■ What you need to do
Arrange the source data lines as a JSON list of strings, one per line, starting at the first line and ending at the line containing "text-line: chenden Abschnitt".

[Source data]
_ _ _ _ _

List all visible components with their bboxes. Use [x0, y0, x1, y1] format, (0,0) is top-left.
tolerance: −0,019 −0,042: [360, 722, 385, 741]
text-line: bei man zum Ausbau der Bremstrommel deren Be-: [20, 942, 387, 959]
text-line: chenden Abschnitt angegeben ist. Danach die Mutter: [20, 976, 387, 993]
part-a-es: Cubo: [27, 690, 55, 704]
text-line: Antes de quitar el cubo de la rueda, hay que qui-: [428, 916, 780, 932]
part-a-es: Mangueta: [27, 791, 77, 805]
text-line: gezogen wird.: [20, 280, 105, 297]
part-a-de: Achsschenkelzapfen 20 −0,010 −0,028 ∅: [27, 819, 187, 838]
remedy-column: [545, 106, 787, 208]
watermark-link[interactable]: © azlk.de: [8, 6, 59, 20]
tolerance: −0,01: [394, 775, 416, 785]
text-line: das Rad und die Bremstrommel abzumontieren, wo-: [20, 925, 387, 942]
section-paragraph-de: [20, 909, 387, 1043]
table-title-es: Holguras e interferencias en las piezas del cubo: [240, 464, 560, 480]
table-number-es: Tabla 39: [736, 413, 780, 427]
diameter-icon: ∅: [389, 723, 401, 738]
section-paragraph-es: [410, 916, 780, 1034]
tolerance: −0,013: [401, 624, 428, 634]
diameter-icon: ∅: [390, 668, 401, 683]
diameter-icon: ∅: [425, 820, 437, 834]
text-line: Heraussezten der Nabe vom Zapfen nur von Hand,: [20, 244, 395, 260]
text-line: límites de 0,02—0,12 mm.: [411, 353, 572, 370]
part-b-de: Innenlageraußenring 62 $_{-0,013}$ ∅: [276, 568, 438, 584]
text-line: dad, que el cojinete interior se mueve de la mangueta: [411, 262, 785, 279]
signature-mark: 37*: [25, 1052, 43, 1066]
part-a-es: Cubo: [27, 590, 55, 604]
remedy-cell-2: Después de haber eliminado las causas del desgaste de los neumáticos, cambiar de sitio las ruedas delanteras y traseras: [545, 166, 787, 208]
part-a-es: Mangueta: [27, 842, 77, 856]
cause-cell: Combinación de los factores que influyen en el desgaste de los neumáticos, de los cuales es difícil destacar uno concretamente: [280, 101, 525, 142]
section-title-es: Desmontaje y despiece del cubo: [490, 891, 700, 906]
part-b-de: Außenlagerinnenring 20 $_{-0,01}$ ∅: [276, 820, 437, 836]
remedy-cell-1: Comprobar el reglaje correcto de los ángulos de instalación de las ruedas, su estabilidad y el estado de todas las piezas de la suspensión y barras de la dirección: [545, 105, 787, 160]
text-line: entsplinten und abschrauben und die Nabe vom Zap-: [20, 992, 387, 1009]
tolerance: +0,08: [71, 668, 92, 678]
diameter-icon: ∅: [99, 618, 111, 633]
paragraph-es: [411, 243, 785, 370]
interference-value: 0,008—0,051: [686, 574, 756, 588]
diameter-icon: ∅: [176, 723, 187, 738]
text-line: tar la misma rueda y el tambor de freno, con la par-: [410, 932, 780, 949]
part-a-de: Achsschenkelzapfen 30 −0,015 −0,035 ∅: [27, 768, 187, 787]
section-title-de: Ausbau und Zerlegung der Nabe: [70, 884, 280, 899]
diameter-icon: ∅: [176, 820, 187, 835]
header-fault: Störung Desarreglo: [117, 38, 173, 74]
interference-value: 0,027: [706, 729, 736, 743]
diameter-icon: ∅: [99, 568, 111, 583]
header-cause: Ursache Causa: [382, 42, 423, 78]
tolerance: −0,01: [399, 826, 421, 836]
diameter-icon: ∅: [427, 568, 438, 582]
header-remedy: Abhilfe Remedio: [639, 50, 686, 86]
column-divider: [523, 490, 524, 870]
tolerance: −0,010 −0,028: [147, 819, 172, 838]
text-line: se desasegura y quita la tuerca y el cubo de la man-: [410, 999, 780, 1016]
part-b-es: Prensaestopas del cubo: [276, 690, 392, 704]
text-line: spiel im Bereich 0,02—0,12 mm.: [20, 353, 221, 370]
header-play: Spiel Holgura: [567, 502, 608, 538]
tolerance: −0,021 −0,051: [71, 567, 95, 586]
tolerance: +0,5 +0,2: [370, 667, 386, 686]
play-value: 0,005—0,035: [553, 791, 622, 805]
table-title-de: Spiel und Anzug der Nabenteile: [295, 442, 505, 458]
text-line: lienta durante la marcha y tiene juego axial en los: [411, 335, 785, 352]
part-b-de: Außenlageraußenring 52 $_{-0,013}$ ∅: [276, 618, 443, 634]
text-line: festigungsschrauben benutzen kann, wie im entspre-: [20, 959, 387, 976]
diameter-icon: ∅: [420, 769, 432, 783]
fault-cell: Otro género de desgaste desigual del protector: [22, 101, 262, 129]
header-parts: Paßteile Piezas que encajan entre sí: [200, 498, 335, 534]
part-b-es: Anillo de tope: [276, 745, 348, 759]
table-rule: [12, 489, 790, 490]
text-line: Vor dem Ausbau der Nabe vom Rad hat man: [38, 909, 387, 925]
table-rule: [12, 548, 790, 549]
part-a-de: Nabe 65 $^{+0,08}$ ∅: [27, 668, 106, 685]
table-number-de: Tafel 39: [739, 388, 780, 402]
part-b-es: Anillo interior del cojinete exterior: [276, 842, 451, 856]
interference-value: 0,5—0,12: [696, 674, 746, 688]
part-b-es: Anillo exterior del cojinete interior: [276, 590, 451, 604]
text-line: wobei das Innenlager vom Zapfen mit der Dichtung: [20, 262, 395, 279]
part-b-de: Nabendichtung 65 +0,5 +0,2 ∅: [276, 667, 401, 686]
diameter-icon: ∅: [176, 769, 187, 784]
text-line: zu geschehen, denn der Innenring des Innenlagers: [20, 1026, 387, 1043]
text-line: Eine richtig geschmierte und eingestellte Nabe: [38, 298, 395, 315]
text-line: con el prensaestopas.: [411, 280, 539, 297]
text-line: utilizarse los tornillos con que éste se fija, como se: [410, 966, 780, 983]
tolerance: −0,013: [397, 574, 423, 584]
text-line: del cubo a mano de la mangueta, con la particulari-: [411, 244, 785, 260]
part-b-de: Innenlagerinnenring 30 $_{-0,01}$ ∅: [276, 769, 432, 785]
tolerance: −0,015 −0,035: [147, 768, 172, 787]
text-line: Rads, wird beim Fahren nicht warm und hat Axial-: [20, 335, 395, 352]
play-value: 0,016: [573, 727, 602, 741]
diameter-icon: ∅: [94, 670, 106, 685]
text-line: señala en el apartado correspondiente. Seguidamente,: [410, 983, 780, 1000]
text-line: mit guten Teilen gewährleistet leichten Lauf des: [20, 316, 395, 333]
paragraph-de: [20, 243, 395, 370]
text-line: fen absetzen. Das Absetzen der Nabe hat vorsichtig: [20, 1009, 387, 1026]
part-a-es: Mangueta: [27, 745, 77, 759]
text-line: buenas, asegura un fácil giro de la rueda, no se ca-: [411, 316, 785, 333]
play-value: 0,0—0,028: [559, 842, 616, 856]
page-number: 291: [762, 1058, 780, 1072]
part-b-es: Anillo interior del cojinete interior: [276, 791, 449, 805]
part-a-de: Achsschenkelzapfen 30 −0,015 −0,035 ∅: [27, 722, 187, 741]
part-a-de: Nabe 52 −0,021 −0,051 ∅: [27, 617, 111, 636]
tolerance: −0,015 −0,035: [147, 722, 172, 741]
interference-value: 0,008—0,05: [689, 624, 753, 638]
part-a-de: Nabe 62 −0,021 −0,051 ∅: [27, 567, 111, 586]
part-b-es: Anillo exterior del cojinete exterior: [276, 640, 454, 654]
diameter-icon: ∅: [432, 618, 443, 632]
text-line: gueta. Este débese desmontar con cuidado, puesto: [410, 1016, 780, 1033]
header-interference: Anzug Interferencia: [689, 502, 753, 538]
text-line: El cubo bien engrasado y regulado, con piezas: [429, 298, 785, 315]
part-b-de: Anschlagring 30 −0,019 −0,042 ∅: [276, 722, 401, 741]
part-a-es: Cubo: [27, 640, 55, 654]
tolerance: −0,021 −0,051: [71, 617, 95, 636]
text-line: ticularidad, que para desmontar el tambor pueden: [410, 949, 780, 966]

_ _ _ _ _

■ Expected output
[
  "List all visible components with their bboxes. Use [x0, y0, x1, y1] format, (0,0) is top-left.",
  "tolerance: −0,019 −0,042: [360, 722, 385, 741]",
  "text-line: bei man zum Ausbau der Bremstrommel deren Be-: [20, 942, 387, 959]",
  "text-line: chenden Abschnitt angegeben ist. Danach die Mutter: [20, 976, 387, 993]"
]